This is an excerpt from Advanced Analysis of Motor Development by Kathleen Haywood, Mary Roberton, and Nancy Getchell.


Development of Ballistic Skills

Movements can be classified by their EMG and force curve signatures. Three movement categories are (1) ramped movements in which force is gradually and steadily applied through continuously graded muscle firing; (2) discontinuous, slow movements that accelerate gradually, then decelerate, and then accelerate again, such as when tracking an object with a hand; and (3) ballistic movements that are rapid, all-out, forceful movements that reach peak acceleration within milliseconds of their initiation (Brooks, 1983; Desmedt, 1983).

In simple ballistic movements, such as a rapid reach for an object, the motion is started by an initial strong impulse in the agonist muscle. The agonist firing then stops, but the movement continues due to the momentum of the limb. A burst by the antagonist muscle subsequently causes the limb to decelerate. In targeting tasks, there may be a second burst in the agonist to correct the limb placement. This creates a signature triphasic pattern of muscle activation: agonist, antagonist, agonist (Palmer, Cafarelli, & Ashby, 1994).
+===+
> [WHAT IS NEEDED]
Give the part of the motor development excerpt between "Development of Ballistic" and "1983; Desmedt, 1983).", inclusive, again, replacing "ramped" with "incremental".

> [MATERIAL PROVIDED]
+===+
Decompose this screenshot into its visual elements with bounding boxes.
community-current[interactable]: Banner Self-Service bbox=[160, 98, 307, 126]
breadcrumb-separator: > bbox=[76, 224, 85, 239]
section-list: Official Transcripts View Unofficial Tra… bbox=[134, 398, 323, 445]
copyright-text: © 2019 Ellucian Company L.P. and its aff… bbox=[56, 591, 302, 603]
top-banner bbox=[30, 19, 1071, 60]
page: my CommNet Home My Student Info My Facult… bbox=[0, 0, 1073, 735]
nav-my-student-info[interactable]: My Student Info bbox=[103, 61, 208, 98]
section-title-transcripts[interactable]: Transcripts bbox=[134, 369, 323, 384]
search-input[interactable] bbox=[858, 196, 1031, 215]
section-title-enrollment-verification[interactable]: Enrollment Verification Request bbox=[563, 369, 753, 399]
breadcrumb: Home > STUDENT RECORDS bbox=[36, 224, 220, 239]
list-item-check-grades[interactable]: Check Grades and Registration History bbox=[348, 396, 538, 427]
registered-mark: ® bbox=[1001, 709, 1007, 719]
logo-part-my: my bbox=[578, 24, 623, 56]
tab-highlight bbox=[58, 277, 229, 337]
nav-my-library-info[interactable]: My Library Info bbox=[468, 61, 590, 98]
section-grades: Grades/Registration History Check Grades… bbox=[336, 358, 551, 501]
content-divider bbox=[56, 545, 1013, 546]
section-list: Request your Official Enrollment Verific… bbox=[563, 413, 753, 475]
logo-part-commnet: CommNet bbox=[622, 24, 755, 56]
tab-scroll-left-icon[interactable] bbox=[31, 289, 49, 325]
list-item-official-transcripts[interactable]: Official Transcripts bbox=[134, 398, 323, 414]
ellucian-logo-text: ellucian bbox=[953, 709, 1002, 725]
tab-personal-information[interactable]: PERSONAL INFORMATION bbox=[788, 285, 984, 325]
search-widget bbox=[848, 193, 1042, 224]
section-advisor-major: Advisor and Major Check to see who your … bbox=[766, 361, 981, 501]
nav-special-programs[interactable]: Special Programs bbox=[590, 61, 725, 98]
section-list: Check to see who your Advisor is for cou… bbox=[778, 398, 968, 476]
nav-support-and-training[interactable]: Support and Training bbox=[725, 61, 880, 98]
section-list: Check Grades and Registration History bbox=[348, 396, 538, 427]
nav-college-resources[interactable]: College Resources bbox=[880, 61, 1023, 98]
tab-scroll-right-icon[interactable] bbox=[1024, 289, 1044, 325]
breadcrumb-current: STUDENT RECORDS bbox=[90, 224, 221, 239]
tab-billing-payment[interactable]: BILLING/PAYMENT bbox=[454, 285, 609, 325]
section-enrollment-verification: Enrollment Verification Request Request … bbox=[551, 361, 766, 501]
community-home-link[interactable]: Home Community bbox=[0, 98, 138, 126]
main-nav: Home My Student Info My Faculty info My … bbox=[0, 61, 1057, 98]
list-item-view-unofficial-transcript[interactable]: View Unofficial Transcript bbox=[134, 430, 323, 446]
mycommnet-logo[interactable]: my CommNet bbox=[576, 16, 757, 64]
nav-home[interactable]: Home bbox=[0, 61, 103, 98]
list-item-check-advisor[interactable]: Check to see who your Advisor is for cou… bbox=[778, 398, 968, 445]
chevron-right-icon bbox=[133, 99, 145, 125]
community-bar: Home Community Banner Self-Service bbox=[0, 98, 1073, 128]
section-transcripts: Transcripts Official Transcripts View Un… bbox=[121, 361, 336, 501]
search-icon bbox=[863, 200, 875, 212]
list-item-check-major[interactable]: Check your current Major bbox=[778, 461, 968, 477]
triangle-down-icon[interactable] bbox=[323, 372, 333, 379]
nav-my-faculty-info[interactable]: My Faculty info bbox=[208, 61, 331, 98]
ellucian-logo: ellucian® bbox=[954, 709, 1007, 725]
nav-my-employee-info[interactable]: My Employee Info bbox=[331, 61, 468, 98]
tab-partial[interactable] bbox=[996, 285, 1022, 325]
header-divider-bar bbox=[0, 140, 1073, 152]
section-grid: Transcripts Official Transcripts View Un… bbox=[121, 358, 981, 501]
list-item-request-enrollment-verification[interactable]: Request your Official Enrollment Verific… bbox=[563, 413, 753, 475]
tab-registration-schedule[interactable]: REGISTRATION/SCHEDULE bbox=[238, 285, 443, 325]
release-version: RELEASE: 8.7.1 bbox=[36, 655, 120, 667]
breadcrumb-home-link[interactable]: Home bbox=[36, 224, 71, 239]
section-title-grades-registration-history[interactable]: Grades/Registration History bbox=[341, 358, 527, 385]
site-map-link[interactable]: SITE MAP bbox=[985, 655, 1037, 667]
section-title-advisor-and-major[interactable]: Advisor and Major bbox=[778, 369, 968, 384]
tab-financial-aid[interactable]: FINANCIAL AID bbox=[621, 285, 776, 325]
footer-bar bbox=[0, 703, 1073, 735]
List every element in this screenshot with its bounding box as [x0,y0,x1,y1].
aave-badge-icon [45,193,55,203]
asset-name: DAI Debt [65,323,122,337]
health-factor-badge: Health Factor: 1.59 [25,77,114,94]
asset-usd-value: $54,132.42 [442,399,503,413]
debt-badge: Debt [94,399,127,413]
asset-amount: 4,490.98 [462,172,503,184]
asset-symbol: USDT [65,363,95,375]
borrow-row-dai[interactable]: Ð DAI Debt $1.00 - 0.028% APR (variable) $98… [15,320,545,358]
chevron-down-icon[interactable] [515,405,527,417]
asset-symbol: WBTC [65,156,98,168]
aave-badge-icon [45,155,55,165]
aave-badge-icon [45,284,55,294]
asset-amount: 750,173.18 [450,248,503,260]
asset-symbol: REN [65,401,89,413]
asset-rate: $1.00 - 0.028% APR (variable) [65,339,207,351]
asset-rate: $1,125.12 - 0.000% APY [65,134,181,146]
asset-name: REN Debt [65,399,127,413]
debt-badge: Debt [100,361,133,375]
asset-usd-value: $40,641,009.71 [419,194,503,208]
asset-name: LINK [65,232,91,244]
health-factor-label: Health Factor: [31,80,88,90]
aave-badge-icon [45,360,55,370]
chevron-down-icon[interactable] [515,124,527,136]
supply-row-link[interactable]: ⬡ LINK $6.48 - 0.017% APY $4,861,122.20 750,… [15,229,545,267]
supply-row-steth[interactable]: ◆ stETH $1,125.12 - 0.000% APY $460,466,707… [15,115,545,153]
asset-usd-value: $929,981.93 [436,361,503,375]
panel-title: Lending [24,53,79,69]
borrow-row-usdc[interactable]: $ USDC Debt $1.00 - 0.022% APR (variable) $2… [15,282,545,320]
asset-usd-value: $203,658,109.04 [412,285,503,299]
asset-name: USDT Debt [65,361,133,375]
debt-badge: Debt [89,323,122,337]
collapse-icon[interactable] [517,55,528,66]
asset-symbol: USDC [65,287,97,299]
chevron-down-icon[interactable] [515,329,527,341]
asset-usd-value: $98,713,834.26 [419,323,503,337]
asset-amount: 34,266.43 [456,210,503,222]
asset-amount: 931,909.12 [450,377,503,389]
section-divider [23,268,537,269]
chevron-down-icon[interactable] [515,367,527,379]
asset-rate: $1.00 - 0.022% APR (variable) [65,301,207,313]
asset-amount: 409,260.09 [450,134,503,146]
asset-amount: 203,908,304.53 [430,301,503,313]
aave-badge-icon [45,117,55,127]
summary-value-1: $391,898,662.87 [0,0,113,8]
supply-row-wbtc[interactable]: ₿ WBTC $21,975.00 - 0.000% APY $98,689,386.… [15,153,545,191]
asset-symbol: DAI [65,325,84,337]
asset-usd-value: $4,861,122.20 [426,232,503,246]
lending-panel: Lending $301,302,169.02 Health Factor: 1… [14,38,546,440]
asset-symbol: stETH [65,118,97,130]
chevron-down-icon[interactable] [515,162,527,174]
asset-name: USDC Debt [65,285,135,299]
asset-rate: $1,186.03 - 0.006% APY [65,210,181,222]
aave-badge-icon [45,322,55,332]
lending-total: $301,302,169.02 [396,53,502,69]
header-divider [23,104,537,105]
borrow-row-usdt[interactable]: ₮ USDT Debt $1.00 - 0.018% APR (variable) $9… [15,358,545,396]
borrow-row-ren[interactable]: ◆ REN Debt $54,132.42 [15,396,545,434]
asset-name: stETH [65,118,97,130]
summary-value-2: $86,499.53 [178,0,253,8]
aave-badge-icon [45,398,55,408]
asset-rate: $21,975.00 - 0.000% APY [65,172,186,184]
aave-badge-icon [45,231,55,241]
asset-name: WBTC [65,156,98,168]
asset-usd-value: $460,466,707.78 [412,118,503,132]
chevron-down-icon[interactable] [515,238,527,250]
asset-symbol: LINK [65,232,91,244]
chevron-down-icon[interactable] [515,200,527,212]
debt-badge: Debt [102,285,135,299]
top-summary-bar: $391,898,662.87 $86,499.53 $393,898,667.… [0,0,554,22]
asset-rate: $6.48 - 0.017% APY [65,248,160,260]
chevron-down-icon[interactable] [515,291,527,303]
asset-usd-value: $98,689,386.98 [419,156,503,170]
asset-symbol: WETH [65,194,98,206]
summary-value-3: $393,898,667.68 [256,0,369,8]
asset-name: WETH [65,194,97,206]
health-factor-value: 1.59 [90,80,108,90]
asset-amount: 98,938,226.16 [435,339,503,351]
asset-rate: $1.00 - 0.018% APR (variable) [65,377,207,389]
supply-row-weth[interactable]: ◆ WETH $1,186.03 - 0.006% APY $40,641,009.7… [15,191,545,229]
+===+
> [FINISHED EXERCISE]
Development of Ballistic Skills

Movements can be classified by their EMG and force curve signatures. Three movement categories are (1) incremental movements in which force is gradually and steadily applied through continuously graded muscle firing; (2) discontinuous, slow movements that accelerate gradually, then decelerate, and then accelerate again, such as when tracking an object with a hand; and (3) ballistic movements that are rapid, all-out, forceful movements that reach peak acceleration within milliseconds of their initiation (Brooks, 1983; Desmedt, 1983).